[Stored data]
*-*-*

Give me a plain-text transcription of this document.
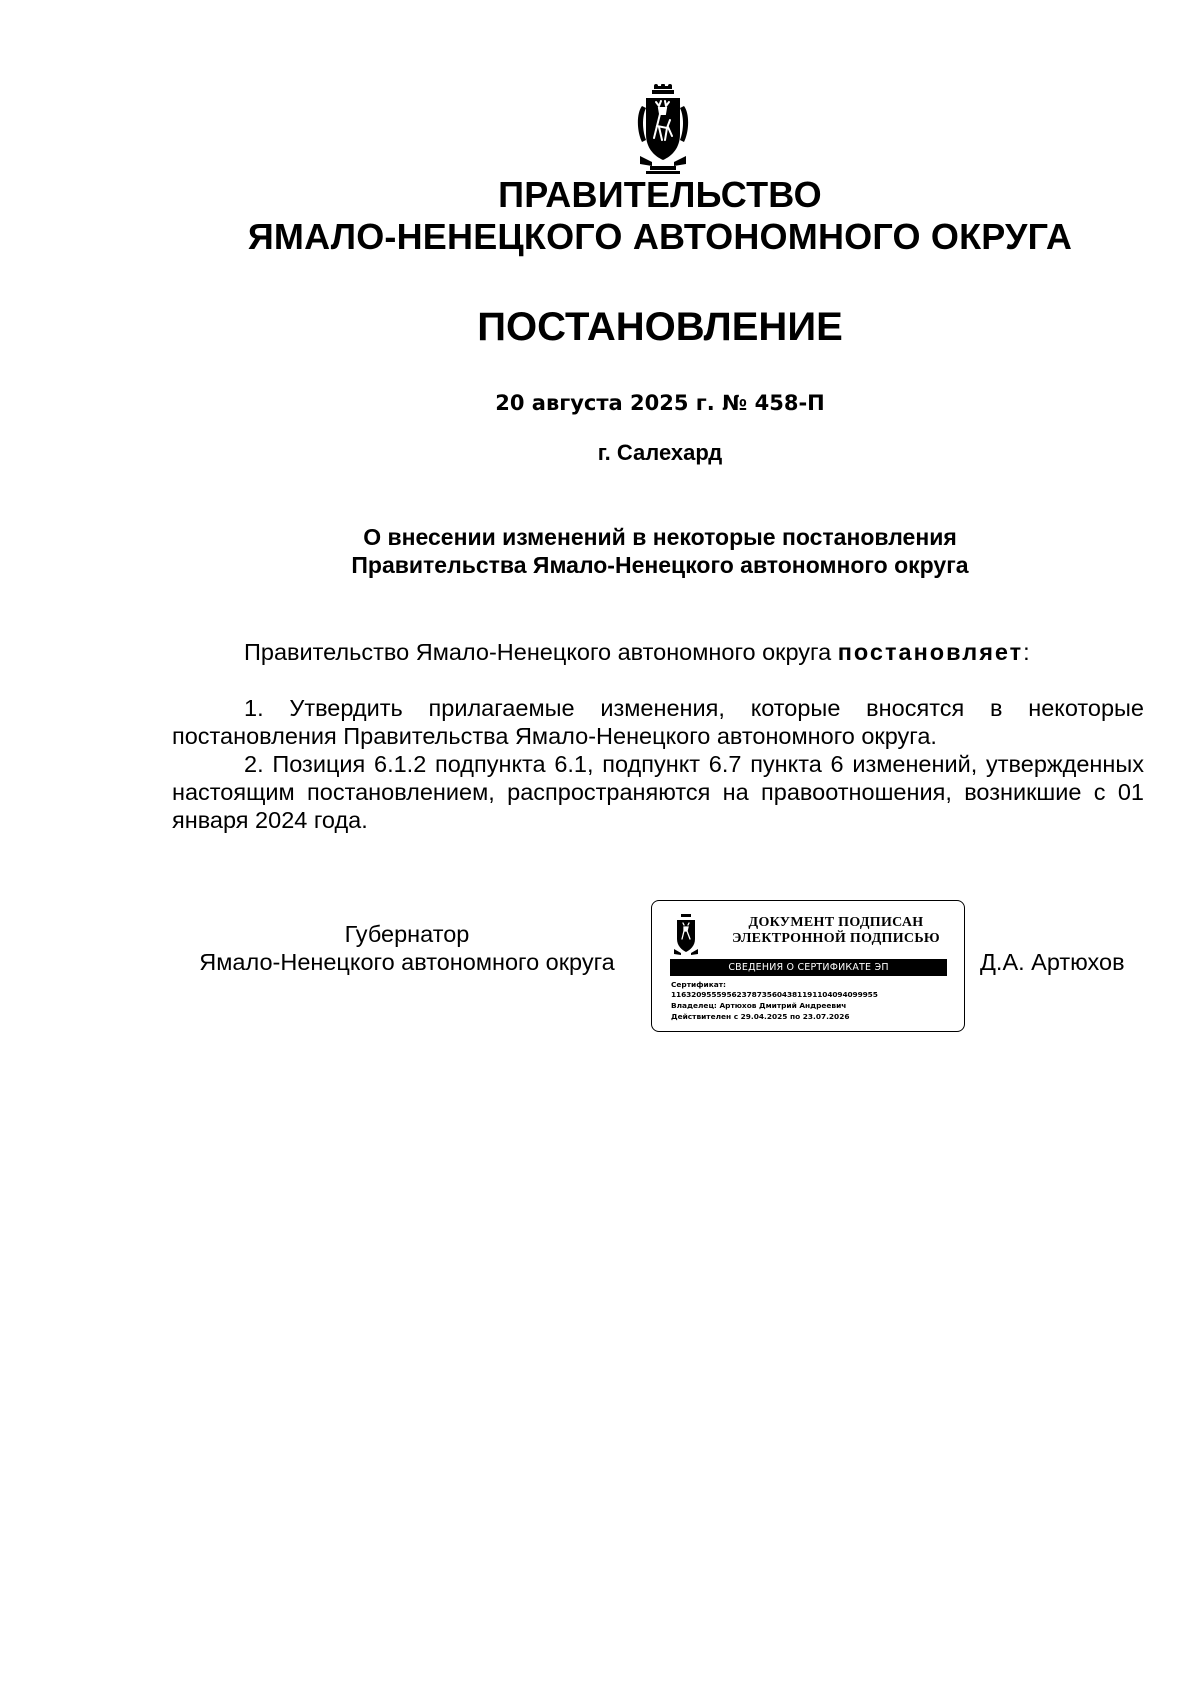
ПРАВИТЕЛЬСТВО
ЯМАЛО-НЕНЕЦКОГО АВТОНОМНОГО ОКРУГА
ПОСТАНОВЛЕНИЕ
20 августа 2025 г. № 458-П
г. Салехард
О внесении изменений в некоторые постановления
Правительства Ямало-Ненецкого автономного округа
Правительство Ямало-Ненецкого автономного округа постановляет:
1. Утвердить прилагаемые изменения, которые вносятся в некоторые постановления Правительства Ямало-Ненецкого автономного округа.
2. Позиция 6.1.2 подпункта 6.1, подпункт 6.7 пункта 6 изменений, утвержденных настоящим постановлением, распространяются на правоотношения, возникшие с 01 января 2024 года.
Губернатор
Ямало-Ненецкого автономного округа
ДОКУМЕНТ ПОДПИСАН
ЭЛЕКТРОННОЙ ПОДПИСЬЮ
СВЕДЕНИЯ О СЕРТИФИКАТЕ ЭП
Сертификат:
11632095559562378735604381191104094099955
Владелец: Артюхов Дмитрий Андреевич
Действителен с 29.04.2025 по 23.07.2026
Д.А. Артюхов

*-*-*

Task objective
For each line of the entries that includes "Артюхов", show that line.

Exercise result
Владелец: Артюхов Дмитрий Андреевич
Д.А. Артюхов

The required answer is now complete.